(Task instructions): Find the string "error" in the entries and copy each line that has it.

(Task data):

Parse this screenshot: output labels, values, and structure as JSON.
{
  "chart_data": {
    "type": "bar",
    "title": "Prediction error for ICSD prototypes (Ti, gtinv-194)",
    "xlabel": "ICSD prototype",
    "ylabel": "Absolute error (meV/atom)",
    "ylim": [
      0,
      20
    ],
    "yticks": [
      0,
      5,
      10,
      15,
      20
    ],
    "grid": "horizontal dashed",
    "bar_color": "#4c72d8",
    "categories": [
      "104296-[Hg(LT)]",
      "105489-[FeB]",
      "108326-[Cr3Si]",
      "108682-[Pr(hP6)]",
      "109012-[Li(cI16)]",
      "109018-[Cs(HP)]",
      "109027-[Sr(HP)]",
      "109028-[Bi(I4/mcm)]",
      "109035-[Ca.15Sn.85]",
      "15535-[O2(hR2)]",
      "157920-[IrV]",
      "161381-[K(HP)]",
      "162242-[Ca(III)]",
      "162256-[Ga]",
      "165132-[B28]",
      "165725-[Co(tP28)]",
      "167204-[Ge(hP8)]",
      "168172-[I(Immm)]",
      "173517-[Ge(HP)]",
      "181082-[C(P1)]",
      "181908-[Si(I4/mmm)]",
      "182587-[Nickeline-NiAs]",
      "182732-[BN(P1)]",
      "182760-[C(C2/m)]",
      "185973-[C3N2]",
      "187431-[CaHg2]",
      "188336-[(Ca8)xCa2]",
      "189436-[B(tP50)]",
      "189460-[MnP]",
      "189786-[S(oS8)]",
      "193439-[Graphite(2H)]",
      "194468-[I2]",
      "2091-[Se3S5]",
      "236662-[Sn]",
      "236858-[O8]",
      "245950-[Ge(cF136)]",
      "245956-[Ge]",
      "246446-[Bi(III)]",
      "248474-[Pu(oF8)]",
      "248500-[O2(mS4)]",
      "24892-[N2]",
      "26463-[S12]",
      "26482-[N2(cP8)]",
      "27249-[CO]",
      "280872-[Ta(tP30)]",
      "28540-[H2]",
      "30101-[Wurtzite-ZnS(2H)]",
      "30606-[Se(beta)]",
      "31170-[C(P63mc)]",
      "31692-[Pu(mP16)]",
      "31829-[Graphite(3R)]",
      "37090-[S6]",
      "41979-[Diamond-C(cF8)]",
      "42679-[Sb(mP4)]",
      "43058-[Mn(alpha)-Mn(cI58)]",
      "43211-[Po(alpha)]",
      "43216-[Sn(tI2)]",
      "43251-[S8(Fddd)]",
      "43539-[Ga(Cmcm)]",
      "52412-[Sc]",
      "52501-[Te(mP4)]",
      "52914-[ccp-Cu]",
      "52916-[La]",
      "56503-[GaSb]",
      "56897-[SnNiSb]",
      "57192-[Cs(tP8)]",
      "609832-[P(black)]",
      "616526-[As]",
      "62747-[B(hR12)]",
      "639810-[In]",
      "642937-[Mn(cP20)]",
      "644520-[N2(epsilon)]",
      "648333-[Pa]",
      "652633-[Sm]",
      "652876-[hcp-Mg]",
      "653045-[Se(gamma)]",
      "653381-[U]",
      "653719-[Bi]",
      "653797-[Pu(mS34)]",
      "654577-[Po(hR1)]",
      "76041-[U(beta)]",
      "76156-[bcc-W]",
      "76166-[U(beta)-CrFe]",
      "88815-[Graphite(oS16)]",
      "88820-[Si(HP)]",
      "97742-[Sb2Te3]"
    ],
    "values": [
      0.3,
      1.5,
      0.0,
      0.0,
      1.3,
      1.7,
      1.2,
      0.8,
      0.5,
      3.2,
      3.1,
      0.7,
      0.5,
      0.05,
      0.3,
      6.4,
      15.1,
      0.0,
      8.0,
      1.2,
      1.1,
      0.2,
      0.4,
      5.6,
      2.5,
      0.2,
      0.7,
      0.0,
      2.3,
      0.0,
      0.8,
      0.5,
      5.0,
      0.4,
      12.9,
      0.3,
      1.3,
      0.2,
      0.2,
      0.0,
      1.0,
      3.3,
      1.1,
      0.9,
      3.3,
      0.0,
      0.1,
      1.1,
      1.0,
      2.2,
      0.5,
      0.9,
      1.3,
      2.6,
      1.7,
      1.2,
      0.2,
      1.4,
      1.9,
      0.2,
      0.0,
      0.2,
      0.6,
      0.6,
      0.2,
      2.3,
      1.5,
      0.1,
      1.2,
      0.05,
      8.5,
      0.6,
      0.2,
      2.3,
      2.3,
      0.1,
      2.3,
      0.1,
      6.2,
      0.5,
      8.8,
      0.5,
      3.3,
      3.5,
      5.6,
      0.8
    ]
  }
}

(Response below):
    "title": "Prediction error for ICSD prototypes (Ti, gtinv-194)",
    "ylabel": "Absolute error (meV/atom)",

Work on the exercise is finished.